● **Aim**: Could you render the lines of data starting at the one containing "x-icon[interactable]: 𝕏 [876, 36, 896, 56]" and ending at the one containing "card-day: 26 [488, 255, 512, 277]", both included, as a numbered list with blank lines left out?

● **Provided material**:

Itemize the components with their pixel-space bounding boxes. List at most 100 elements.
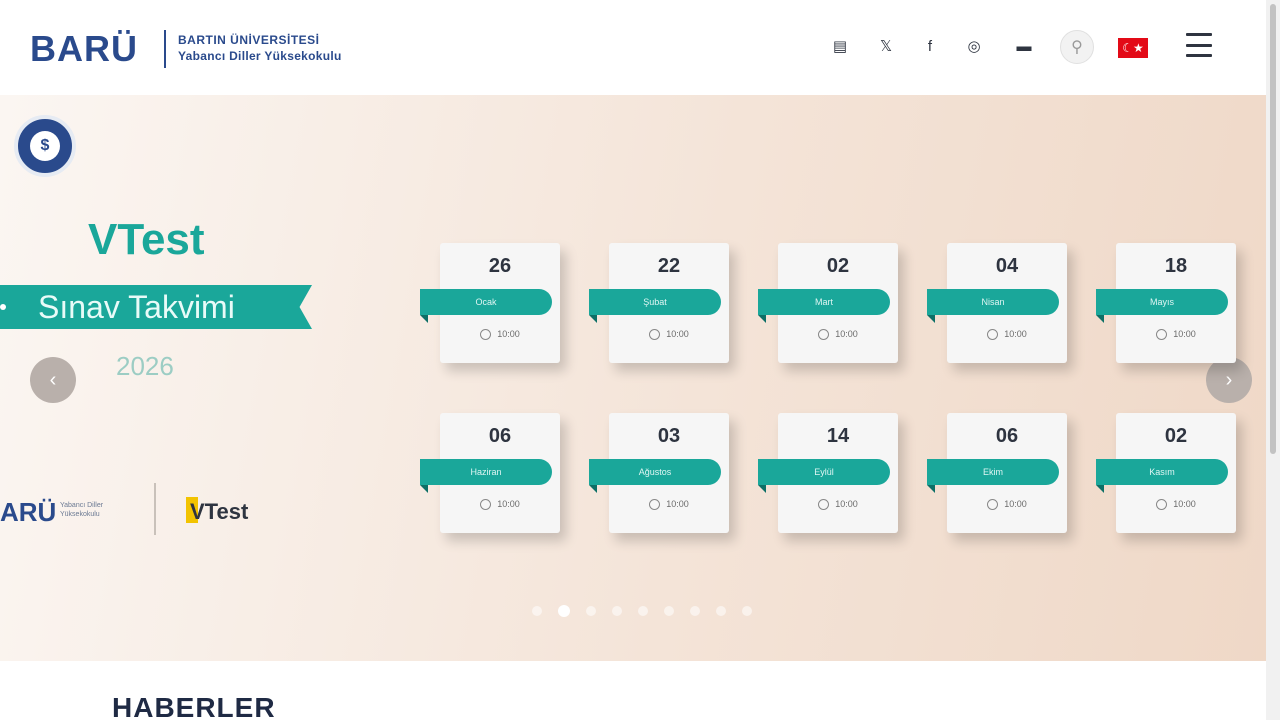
x-icon[interactable]: 𝕏 [876, 36, 896, 56]
hero-slider: $ VTest Sınav Takvimi 2026 ‹ › ARÜ Yaban… [0, 95, 1266, 661]
card-time-value: 10:00 [1173, 329, 1196, 339]
card-month: Kasım [1096, 459, 1228, 485]
calendar-card[interactable]: 02 Kasım 10:00 [1096, 413, 1236, 533]
card-day: 26 [488, 255, 512, 277]
clock-icon [1156, 329, 1168, 341]
instagram-icon[interactable]: ◎ [964, 36, 984, 56]
clock-icon [480, 329, 492, 341]
footer-vtest-logo: VTest [190, 499, 249, 524]
pagination-dot[interactable] [716, 606, 726, 616]
card-month: Haziran [420, 459, 552, 485]
card-time-value: 10:00 [1004, 499, 1027, 509]
vtest-badge-icon: $ [14, 115, 76, 177]
calendar-card[interactable]: 04 Nisan 10:00 [927, 243, 1067, 363]
prev-slide-button[interactable]: ‹ [30, 357, 76, 403]
email-icon[interactable]: ▤ [830, 36, 850, 56]
clock-icon [1156, 499, 1168, 511]
card-time: 10:00 [947, 329, 1067, 341]
menu-bar [1186, 33, 1212, 36]
news-section-title: HABERLER [112, 692, 276, 723]
page-scrollbar[interactable] [1266, 0, 1280, 720]
footer-baru-logo: ARÜ [0, 497, 57, 527]
next-slide-button[interactable]: › [1206, 357, 1252, 403]
pagination-dot[interactable] [690, 606, 700, 616]
band-fold [758, 315, 766, 323]
card-month: Ekim [927, 459, 1059, 485]
card-time: 10:00 [1116, 329, 1236, 341]
card-time-value: 10:00 [1004, 329, 1027, 339]
exam-calendar-ribbon: Sınav Takvimi [0, 285, 312, 329]
band-fold [420, 485, 428, 493]
site-header: BARÜ BARTIN ÜNİVERSİTESİ Yabancı Diller … [0, 0, 1266, 95]
logo-school-name: Yabancı Diller Yüksekokulu [178, 49, 342, 63]
pagination-dot[interactable] [664, 606, 674, 616]
card-time: 10:00 [609, 329, 729, 341]
band-fold [1096, 485, 1104, 493]
logo-university-name: BARTIN ÜNİVERSİTESİ [178, 33, 320, 47]
calendar-card[interactable]: 06 Haziran 10:00 [420, 413, 560, 533]
card-time: 10:00 [778, 499, 898, 511]
hero-year: 2026 [116, 351, 174, 381]
card-day: 02 [826, 255, 850, 277]
card-time-value: 10:00 [666, 499, 689, 509]
calendar-card[interactable]: 14 Eylül 10:00 [758, 413, 898, 533]
card-day: 04 [995, 255, 1019, 277]
calendar-card[interactable]: 02 Mart 10:00 [758, 243, 898, 363]
pagination-dot[interactable] [612, 606, 622, 616]
calendar-card[interactable]: 06 Ekim 10:00 [927, 413, 1067, 533]
clock-icon [818, 329, 830, 341]
card-month: Şubat [589, 289, 721, 315]
pagination-dot[interactable] [638, 606, 648, 616]
slider-pagination [532, 605, 752, 617]
card-month: Mayıs [1096, 289, 1228, 315]
menu-icon[interactable] [1186, 33, 1212, 57]
clock-icon [480, 499, 492, 511]
calendar-card[interactable]: 26 Ocak 10:00 [420, 243, 560, 363]
card-time-value: 10:00 [835, 499, 858, 509]
footer-divider [154, 483, 156, 535]
card-day: 22 [657, 255, 681, 277]
card-time: 10:00 [609, 499, 729, 511]
pagination-dot[interactable] [558, 605, 570, 617]
accessibility-icon[interactable]: ⚲ [1060, 30, 1094, 64]
turkish-flag-icon[interactable]: ☾★ [1118, 38, 1148, 58]
badge-symbol: $ [30, 131, 60, 161]
band-fold [420, 315, 428, 323]
pagination-dot[interactable] [532, 606, 542, 616]
clock-icon [649, 499, 661, 511]
card-time-value: 10:00 [1173, 499, 1196, 509]
scrollbar-thumb[interactable] [1270, 4, 1276, 454]
card-time-value: 10:00 [666, 329, 689, 339]
band-fold [589, 315, 597, 323]
band-fold [758, 485, 766, 493]
card-day: 03 [657, 425, 681, 447]
band-fold [1096, 315, 1104, 323]
band-fold [927, 485, 935, 493]
band-fold [589, 485, 597, 493]
card-month: Ağustos [589, 459, 721, 485]
pagination-dot[interactable] [742, 606, 752, 616]
calendar-card[interactable]: 03 Ağustos 10:00 [589, 413, 729, 533]
card-day: 02 [1164, 425, 1188, 447]
card-month: Eylül [758, 459, 890, 485]
card-time: 10:00 [778, 329, 898, 341]
card-time: 10:00 [440, 329, 560, 341]
clock-icon [987, 499, 999, 511]
card-time-value: 10:00 [835, 329, 858, 339]
card-day: 14 [826, 425, 850, 447]
baru-logo[interactable]: BARÜ [30, 28, 138, 70]
clock-icon [987, 329, 999, 341]
card-month: Mart [758, 289, 890, 315]
card-day: 18 [1164, 255, 1188, 277]
card-time-value: 10:00 [497, 329, 520, 339]
calendar-card[interactable]: 22 Şubat 10:00 [589, 243, 729, 363]
facebook-icon[interactable]: f [920, 36, 940, 56]
calendar-card[interactable]: 18 Mayıs 10:00 [1096, 243, 1236, 363]
youtube-icon[interactable]: ▬ [1014, 36, 1034, 56]
ribbon-dot [0, 304, 6, 310]
card-time: 10:00 [947, 499, 1067, 511]
pagination-dot[interactable] [586, 606, 596, 616]
clock-icon [818, 499, 830, 511]
band-fold [927, 315, 935, 323]
card-time: 10:00 [440, 499, 560, 511]
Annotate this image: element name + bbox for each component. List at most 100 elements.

● **Result of this exercise**:
1. x-icon[interactable]: 𝕏 [876, 36, 896, 56]
2. hero-slider: $ VTest Sınav Takvimi 2026 ‹ › ARÜ Yaban… [0, 95, 1266, 661]
3. card-time-value: 10:00 [1173, 329, 1196, 339]
4. card-month: Kasım [1096, 459, 1228, 485]
5. calendar-card[interactable]: 02 Kasım 10:00 [1096, 413, 1236, 533]
6. card-day: 26 [488, 255, 512, 277]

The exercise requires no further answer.